*Given instruction*
Check each line of the records for "Vector"; collect those that have it.

════════════════════

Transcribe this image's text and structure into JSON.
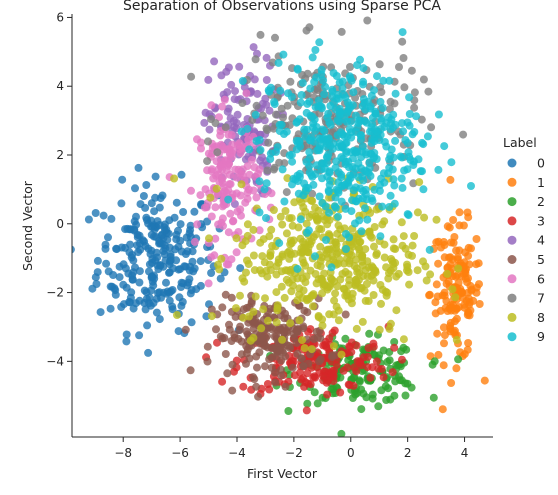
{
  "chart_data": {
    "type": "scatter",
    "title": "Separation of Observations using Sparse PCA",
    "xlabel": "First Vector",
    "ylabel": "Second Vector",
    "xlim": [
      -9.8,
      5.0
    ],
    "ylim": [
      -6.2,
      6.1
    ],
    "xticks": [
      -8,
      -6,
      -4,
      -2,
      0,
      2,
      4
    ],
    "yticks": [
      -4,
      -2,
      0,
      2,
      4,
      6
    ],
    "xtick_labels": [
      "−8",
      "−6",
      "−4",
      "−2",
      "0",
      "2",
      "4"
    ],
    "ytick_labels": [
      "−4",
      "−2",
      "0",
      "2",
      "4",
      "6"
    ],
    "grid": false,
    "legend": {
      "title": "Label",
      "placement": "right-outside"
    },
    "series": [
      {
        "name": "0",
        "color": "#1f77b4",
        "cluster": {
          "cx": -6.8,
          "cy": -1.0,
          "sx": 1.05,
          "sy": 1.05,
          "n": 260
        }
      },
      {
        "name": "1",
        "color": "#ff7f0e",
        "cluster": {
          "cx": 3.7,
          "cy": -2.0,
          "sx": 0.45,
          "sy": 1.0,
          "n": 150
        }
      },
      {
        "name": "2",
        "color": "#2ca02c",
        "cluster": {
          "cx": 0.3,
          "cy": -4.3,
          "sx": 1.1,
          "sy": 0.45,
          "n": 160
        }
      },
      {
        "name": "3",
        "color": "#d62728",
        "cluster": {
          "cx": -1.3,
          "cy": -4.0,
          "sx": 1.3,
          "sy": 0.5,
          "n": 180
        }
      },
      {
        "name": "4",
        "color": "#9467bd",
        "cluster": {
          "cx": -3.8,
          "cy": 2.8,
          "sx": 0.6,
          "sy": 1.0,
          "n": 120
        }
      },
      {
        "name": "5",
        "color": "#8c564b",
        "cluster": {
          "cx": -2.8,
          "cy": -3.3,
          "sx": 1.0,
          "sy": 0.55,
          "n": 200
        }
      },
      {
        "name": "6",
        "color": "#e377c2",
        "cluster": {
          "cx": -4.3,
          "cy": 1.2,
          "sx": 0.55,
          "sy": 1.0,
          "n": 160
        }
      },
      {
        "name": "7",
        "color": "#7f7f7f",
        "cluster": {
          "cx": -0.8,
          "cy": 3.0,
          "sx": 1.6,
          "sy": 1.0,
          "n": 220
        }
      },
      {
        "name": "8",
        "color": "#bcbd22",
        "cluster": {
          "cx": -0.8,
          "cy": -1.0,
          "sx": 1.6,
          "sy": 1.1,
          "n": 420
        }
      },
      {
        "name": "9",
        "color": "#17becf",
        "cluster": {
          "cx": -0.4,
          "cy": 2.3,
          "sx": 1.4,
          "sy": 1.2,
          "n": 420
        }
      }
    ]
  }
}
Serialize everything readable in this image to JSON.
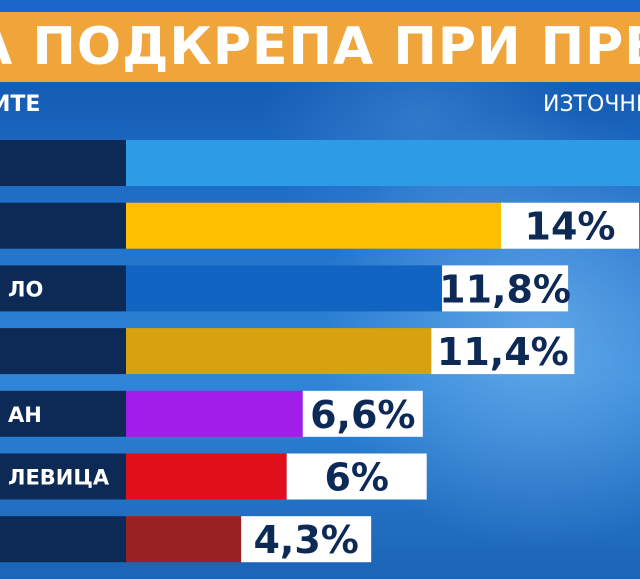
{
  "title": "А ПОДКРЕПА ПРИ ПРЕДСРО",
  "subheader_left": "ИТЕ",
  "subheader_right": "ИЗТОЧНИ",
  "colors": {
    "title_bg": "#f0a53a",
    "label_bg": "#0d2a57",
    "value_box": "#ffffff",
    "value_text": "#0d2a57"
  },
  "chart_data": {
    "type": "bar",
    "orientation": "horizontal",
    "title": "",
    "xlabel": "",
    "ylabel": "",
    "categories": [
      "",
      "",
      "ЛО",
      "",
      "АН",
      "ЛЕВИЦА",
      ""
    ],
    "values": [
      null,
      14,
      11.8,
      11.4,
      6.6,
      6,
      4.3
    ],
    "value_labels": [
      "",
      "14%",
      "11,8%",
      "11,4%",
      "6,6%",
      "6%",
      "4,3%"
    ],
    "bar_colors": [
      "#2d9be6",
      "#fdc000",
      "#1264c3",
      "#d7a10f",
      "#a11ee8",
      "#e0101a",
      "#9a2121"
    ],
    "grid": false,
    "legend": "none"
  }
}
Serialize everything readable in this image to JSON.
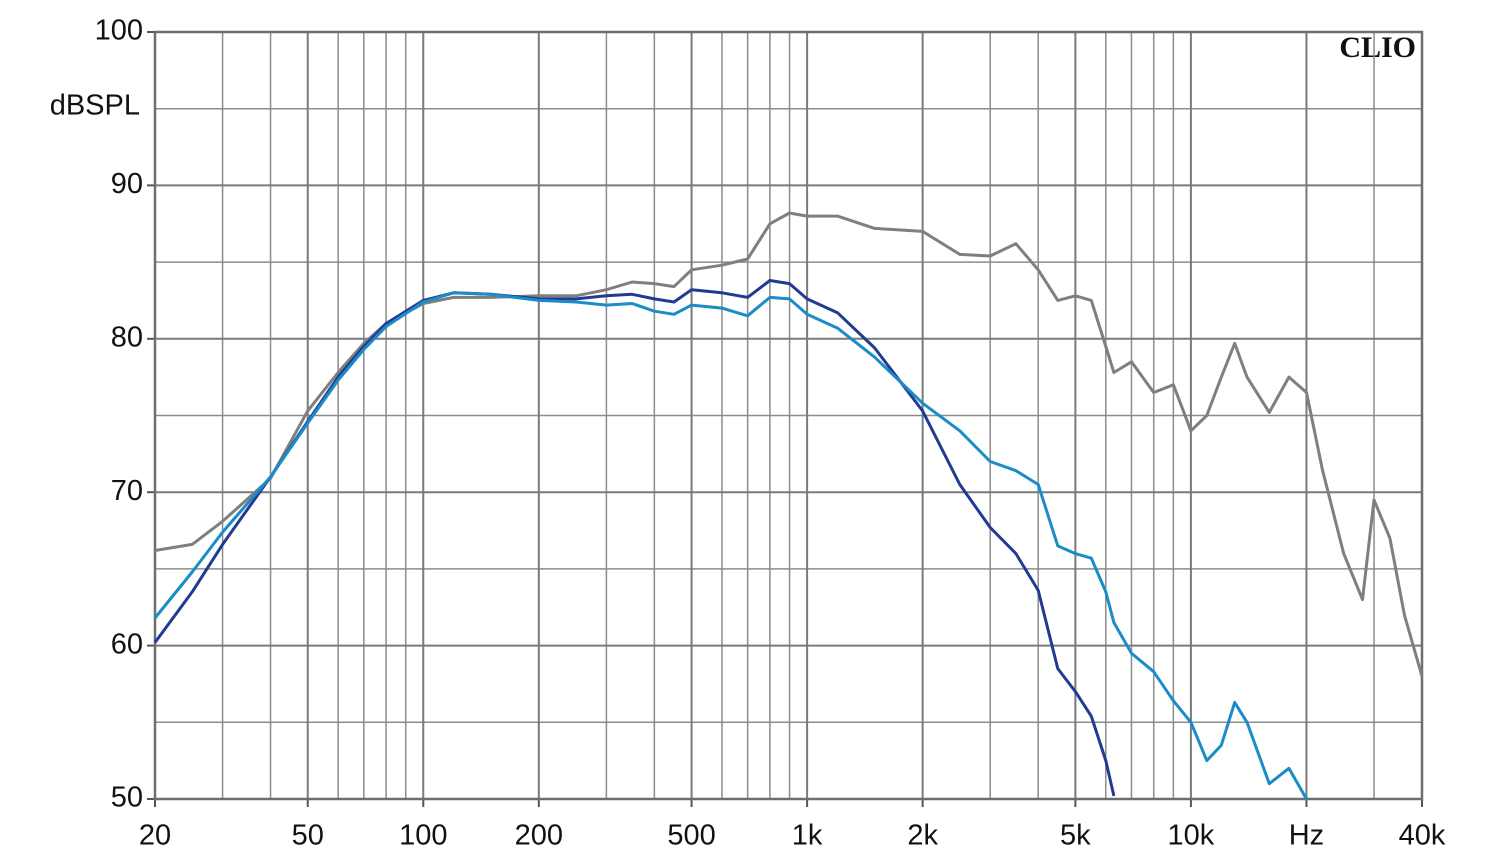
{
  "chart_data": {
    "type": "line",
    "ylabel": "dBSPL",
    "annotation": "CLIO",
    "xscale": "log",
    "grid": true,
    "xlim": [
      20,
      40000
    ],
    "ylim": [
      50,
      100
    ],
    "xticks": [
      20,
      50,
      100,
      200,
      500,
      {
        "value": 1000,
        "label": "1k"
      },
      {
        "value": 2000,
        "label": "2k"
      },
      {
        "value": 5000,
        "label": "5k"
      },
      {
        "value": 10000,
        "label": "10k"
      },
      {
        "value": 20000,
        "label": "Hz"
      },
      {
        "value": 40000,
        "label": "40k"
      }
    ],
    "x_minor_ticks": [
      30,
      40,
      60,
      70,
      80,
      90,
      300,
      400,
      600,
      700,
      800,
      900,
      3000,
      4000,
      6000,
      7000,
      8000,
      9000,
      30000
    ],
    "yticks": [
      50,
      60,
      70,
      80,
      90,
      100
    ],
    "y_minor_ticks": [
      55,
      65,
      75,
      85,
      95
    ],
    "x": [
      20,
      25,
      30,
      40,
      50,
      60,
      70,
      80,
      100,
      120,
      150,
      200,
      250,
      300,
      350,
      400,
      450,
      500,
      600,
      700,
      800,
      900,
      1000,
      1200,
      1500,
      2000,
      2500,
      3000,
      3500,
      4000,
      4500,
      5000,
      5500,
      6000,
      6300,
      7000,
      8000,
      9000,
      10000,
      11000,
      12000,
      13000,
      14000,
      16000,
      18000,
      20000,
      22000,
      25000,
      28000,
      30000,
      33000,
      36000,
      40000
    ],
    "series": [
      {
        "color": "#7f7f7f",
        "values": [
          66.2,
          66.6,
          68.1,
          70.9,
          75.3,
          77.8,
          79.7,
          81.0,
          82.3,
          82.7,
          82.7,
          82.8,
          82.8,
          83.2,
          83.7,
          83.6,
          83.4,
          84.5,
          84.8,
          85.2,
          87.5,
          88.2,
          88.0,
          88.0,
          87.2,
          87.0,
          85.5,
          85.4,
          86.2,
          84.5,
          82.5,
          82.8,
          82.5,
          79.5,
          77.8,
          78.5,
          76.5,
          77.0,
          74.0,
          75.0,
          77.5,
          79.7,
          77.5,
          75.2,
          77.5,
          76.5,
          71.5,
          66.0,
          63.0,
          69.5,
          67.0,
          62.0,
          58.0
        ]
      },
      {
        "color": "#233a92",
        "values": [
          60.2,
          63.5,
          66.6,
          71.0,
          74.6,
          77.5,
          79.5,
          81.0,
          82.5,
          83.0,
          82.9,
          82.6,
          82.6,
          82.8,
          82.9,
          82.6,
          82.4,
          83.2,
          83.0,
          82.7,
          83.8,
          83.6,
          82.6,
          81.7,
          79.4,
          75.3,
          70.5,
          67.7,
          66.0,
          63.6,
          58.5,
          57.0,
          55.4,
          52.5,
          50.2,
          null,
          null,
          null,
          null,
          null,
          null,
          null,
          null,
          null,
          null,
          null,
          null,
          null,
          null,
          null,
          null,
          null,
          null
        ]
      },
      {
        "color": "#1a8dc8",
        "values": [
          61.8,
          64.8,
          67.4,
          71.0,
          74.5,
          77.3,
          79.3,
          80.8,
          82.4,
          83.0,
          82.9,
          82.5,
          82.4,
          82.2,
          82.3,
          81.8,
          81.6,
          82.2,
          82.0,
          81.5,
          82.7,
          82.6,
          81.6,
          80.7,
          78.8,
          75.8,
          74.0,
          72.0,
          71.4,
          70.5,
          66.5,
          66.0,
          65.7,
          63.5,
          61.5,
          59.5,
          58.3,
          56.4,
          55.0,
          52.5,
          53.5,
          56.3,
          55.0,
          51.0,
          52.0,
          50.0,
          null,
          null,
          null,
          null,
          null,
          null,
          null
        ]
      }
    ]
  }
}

════════════════════

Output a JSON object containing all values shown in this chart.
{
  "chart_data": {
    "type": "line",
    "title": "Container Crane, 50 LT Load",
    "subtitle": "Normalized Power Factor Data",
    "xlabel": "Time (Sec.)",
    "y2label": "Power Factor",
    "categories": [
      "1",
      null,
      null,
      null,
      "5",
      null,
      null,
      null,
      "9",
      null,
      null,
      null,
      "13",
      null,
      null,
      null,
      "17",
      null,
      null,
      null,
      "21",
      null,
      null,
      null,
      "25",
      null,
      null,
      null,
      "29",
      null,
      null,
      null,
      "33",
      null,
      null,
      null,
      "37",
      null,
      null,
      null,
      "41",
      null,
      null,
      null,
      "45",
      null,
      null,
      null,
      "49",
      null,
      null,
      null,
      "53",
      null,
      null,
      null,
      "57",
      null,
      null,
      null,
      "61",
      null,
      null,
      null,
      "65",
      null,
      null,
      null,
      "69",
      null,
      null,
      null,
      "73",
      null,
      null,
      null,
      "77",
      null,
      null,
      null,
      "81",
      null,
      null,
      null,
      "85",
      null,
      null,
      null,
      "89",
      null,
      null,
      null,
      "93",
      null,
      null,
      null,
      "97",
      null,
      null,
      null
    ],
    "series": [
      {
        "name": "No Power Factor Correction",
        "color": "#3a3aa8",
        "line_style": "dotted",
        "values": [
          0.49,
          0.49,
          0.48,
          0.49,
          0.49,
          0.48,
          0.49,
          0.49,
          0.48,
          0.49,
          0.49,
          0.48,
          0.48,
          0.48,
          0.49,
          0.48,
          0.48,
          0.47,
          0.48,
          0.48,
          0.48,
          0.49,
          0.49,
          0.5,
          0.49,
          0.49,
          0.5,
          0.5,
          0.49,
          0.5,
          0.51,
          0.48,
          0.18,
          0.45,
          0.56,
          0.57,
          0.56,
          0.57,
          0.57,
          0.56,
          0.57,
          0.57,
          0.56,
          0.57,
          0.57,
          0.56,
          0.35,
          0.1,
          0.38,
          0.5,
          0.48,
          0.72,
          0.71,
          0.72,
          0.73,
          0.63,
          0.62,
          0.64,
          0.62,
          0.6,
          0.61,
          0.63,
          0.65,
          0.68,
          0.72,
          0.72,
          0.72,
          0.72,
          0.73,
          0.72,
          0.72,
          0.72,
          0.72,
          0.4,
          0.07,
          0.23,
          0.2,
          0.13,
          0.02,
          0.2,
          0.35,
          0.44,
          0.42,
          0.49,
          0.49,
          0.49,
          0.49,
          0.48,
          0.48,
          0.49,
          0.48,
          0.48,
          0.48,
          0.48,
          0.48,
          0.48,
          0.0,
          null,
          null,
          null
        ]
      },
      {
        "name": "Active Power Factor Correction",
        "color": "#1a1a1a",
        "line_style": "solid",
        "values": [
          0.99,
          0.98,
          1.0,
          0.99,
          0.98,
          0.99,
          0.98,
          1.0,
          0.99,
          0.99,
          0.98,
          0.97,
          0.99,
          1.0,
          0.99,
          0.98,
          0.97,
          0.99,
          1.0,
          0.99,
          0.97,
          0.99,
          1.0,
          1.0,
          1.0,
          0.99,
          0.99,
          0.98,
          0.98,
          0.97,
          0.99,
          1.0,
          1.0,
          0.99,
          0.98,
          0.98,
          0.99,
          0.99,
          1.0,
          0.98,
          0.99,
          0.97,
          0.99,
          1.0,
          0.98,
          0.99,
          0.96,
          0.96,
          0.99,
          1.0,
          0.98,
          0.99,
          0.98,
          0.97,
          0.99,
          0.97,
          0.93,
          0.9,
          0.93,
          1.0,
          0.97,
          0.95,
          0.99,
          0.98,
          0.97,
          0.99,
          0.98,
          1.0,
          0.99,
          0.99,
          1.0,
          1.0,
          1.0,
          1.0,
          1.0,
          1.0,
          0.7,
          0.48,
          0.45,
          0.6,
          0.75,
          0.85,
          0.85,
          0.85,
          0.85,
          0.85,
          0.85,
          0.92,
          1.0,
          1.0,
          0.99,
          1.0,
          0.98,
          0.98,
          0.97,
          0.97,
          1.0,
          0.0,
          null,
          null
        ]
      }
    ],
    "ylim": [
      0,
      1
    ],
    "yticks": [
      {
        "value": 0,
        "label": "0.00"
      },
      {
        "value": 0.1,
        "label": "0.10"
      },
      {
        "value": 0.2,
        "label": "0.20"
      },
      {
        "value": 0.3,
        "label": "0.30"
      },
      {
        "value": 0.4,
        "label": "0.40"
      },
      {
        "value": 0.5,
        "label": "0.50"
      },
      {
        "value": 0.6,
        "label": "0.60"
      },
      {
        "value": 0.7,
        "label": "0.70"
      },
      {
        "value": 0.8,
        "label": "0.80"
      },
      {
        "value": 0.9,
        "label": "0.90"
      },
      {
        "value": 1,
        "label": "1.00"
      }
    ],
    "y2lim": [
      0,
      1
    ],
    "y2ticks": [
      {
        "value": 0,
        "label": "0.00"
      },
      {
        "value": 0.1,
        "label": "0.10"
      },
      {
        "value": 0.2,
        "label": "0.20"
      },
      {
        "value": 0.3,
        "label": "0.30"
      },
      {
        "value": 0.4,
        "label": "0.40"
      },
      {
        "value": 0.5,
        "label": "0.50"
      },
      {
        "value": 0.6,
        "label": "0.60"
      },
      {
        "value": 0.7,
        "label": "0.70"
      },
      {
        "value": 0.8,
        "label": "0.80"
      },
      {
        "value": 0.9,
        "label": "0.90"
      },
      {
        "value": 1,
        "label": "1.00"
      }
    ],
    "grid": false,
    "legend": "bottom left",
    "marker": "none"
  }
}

════════════════════

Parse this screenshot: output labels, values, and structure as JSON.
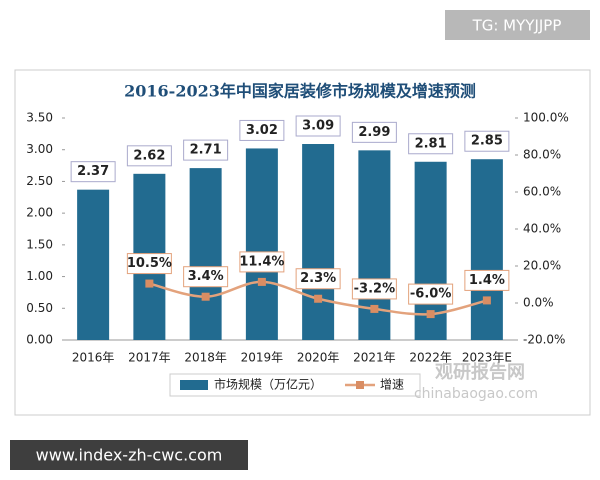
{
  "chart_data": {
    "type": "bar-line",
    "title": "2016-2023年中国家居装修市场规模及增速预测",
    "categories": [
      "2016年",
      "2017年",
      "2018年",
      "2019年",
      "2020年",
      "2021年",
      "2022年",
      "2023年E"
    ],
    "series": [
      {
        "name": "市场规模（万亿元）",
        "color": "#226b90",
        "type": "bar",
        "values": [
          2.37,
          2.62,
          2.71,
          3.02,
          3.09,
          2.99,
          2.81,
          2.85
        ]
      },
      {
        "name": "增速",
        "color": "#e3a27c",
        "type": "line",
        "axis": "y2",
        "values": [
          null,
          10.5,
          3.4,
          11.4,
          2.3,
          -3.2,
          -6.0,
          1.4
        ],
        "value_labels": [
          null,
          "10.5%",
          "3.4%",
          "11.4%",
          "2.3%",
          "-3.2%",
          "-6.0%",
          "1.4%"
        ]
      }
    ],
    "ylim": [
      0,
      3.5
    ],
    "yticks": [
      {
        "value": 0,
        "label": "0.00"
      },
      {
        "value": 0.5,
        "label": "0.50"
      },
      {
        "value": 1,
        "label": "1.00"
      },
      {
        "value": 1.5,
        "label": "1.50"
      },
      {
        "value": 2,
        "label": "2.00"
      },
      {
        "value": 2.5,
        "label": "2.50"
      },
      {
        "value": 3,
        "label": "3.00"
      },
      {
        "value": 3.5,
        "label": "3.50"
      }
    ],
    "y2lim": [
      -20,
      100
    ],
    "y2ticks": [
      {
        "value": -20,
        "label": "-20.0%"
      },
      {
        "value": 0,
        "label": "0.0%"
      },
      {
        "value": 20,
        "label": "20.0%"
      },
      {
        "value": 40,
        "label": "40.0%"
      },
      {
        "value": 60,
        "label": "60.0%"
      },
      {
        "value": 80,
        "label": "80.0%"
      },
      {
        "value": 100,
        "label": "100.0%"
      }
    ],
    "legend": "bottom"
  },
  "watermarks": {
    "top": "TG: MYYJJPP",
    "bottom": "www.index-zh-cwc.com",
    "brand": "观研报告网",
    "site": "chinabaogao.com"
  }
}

════════════════════

*Response for this exercise*
    "xlabel": "First Vector",
    "ylabel": "Second Vector",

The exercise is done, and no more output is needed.